Exercise data:
%%
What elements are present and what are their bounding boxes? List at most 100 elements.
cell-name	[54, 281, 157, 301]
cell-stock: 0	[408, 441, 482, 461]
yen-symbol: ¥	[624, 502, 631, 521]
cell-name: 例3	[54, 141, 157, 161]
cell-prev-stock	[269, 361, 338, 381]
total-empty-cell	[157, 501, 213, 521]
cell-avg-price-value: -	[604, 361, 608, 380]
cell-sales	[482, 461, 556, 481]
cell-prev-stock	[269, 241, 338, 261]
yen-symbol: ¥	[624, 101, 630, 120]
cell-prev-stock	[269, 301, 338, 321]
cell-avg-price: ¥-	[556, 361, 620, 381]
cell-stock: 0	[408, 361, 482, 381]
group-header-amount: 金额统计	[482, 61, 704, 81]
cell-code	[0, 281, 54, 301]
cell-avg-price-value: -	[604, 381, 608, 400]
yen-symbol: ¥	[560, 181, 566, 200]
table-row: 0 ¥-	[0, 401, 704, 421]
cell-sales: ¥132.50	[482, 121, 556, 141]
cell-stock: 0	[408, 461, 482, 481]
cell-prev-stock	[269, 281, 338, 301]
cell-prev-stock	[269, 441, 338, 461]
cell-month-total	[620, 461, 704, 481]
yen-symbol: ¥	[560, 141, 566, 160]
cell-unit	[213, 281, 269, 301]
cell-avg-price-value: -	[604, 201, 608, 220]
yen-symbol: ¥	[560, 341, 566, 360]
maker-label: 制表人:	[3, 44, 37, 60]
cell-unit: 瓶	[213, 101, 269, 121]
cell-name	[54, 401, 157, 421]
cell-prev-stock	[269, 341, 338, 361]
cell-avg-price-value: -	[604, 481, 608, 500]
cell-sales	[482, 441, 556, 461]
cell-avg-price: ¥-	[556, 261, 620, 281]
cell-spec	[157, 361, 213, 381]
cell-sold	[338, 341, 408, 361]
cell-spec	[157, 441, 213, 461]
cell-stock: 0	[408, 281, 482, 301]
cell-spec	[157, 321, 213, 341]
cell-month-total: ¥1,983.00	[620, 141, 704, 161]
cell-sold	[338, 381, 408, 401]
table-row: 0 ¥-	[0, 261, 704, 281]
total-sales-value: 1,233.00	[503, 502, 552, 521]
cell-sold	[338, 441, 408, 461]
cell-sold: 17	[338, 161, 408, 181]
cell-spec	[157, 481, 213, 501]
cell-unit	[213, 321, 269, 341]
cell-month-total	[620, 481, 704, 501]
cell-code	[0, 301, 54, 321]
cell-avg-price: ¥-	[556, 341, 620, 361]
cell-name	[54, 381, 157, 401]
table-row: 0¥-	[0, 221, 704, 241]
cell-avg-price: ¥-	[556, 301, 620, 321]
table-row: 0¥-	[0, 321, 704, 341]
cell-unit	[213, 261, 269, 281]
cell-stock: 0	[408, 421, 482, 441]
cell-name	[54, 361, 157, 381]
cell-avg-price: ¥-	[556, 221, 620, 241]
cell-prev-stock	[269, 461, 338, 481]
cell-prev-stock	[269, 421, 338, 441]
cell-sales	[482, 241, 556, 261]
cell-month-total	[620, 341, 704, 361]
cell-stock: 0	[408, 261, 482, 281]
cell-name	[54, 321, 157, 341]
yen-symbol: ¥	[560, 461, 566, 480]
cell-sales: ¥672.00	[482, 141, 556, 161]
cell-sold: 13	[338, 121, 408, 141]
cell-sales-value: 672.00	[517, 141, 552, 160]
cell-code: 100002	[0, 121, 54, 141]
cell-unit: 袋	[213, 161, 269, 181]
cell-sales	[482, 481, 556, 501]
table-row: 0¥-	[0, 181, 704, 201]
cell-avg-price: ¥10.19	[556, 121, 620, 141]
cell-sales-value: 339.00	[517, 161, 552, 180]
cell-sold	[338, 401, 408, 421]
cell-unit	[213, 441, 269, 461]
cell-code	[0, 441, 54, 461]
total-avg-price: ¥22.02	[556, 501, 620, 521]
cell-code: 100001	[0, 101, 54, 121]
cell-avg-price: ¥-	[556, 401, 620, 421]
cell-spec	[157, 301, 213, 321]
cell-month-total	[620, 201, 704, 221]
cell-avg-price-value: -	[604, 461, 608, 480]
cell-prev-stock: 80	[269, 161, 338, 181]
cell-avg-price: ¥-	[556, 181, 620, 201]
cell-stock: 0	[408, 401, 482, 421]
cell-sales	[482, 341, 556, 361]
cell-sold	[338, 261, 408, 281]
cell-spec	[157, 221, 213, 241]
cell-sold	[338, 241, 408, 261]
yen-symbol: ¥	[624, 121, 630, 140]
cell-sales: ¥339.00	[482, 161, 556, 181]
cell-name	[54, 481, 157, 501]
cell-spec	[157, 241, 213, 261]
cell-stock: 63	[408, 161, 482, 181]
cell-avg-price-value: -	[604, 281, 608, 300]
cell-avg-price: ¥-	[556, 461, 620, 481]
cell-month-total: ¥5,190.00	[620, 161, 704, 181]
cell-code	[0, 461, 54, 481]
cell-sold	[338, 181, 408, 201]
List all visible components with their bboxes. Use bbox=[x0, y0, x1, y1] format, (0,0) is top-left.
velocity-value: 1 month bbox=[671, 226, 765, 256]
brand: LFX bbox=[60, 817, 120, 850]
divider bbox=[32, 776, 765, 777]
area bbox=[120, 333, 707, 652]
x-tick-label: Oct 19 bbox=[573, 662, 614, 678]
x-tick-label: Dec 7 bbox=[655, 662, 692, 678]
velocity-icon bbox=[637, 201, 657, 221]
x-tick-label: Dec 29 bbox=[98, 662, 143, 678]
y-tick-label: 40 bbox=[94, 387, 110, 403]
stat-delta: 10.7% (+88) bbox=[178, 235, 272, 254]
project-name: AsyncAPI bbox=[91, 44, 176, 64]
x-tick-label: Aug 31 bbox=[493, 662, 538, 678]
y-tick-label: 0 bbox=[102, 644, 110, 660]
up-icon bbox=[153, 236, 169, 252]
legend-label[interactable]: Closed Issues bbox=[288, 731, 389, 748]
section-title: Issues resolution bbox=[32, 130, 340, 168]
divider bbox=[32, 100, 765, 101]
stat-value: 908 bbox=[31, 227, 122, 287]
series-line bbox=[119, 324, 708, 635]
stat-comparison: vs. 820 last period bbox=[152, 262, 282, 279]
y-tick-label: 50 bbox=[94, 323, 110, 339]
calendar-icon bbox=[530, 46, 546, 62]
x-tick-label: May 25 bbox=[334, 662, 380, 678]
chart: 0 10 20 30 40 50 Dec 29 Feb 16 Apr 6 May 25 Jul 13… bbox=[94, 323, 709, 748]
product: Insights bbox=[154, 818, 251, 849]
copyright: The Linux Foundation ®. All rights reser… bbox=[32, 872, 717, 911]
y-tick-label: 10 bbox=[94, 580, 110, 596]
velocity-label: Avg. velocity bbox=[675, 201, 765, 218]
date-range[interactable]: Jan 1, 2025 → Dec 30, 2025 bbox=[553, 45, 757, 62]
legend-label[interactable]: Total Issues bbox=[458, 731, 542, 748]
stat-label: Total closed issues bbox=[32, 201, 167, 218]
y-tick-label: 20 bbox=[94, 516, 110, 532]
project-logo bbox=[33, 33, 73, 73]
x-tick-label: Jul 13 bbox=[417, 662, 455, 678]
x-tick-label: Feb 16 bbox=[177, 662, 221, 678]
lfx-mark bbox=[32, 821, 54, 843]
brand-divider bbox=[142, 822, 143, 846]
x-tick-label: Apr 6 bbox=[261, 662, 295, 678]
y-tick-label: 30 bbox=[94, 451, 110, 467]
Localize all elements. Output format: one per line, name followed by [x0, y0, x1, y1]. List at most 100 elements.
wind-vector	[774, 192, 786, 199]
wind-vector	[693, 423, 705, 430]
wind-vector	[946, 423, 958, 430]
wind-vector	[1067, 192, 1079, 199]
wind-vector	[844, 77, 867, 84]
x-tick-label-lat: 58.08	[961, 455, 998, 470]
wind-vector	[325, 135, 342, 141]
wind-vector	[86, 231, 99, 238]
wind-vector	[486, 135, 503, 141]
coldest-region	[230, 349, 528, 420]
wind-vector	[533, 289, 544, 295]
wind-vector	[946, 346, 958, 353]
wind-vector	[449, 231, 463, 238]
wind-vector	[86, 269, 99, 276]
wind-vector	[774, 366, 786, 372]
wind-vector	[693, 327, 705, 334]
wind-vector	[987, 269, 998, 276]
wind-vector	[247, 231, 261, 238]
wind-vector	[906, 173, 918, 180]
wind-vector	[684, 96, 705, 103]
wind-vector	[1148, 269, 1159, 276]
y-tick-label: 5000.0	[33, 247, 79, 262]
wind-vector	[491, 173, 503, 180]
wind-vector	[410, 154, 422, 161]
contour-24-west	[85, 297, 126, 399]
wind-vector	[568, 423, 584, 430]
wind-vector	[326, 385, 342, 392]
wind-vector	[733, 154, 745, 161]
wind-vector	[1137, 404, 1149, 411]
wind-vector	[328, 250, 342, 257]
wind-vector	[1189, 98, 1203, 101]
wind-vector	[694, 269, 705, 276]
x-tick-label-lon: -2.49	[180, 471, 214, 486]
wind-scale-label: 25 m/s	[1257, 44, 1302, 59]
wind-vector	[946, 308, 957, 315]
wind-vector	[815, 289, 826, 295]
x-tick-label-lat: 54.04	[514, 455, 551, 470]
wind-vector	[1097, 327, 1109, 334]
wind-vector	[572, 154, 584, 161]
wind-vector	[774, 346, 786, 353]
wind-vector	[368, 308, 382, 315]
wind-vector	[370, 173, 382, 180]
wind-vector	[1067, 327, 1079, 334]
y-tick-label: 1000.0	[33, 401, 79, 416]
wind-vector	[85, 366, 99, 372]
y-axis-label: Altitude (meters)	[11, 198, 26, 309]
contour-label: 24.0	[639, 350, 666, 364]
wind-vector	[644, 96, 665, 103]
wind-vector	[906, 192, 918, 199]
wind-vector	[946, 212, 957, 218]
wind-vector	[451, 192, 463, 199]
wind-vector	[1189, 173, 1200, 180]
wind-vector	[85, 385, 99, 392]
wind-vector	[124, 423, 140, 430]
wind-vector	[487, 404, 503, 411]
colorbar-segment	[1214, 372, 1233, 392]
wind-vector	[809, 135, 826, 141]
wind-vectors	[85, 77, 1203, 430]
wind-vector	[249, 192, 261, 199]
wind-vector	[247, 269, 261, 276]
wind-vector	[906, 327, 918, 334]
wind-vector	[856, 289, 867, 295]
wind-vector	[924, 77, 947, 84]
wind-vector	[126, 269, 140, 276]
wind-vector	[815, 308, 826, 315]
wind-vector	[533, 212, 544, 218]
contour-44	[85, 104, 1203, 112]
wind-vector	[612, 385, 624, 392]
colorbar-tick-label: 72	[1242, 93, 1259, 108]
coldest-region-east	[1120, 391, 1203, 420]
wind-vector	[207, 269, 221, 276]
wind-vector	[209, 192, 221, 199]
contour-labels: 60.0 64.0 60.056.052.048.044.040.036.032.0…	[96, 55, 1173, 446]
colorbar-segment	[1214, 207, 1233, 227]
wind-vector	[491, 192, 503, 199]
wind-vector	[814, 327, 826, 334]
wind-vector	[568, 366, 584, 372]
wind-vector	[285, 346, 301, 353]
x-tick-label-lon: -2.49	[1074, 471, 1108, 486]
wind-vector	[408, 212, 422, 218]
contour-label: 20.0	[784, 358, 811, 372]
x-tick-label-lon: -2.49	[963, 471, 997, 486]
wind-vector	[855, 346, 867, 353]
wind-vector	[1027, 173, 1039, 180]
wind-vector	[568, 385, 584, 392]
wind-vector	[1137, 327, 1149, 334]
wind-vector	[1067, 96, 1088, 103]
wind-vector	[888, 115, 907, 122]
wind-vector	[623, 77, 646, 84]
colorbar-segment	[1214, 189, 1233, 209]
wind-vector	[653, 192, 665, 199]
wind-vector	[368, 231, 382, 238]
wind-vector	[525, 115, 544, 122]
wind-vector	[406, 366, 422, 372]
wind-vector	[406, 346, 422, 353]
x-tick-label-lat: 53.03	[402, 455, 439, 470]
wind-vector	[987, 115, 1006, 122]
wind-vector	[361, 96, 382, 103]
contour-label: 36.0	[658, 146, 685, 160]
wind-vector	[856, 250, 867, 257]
%%
Switch every "cell-prev-stock" to "cell-opening-stock" in the lines from the start of the records through the line containing "221, 620, 241]", and give only those lines back, otherwise unchanged.

What elements are present and what are their bounding boxes? List at most 100 elements.
cell-name	[54, 281, 157, 301]
cell-stock: 0	[408, 441, 482, 461]
yen-symbol: ¥	[624, 502, 631, 521]
cell-name: 例3	[54, 141, 157, 161]
cell-opening-stock	[269, 361, 338, 381]
total-empty-cell	[157, 501, 213, 521]
cell-avg-price-value: -	[604, 361, 608, 380]
cell-sales	[482, 461, 556, 481]
cell-opening-stock	[269, 241, 338, 261]
yen-symbol: ¥	[624, 101, 630, 120]
cell-opening-stock	[269, 301, 338, 321]
cell-avg-price: ¥-	[556, 361, 620, 381]
cell-stock: 0	[408, 361, 482, 381]
group-header-amount: 金额统计	[482, 61, 704, 81]
cell-code	[0, 281, 54, 301]
cell-avg-price-value: -	[604, 381, 608, 400]
yen-symbol: ¥	[560, 181, 566, 200]
table-row: 0 ¥-	[0, 401, 704, 421]
cell-sales: ¥132.50	[482, 121, 556, 141]
cell-stock: 0	[408, 461, 482, 481]
cell-opening-stock	[269, 281, 338, 301]
cell-opening-stock	[269, 441, 338, 461]
cell-month-total	[620, 461, 704, 481]
yen-symbol: ¥	[560, 141, 566, 160]
cell-unit	[213, 281, 269, 301]
cell-avg-price-value: -	[604, 201, 608, 220]
yen-symbol: ¥	[560, 341, 566, 360]
maker-label: 制表人:	[3, 44, 37, 60]
cell-unit: 瓶	[213, 101, 269, 121]
cell-name	[54, 401, 157, 421]
cell-opening-stock	[269, 341, 338, 361]
cell-avg-price-value: -	[604, 481, 608, 500]
cell-sales	[482, 441, 556, 461]
cell-avg-price: ¥-	[556, 261, 620, 281]
cell-spec	[157, 361, 213, 381]
cell-sold	[338, 341, 408, 361]
cell-spec	[157, 441, 213, 461]
cell-stock: 0	[408, 281, 482, 301]
cell-spec	[157, 321, 213, 341]
cell-month-total: ¥1,983.00	[620, 141, 704, 161]
cell-sold	[338, 381, 408, 401]
table-row: 0 ¥-	[0, 261, 704, 281]
total-sales-value: 1,233.00	[503, 502, 552, 521]
cell-sold	[338, 441, 408, 461]
cell-sold: 17	[338, 161, 408, 181]
cell-spec	[157, 481, 213, 501]
cell-unit	[213, 321, 269, 341]
cell-month-total	[620, 481, 704, 501]
cell-code	[0, 301, 54, 321]
cell-avg-price: ¥-	[556, 341, 620, 361]
cell-name	[54, 381, 157, 401]
table-row: 0¥-	[0, 221, 704, 241]
cell-avg-price: ¥-	[556, 301, 620, 321]
table-row: 0¥-	[0, 321, 704, 341]
cell-unit	[213, 261, 269, 281]
cell-stock: 0	[408, 421, 482, 441]
cell-name	[54, 361, 157, 381]
cell-avg-price: ¥-	[556, 221, 620, 241]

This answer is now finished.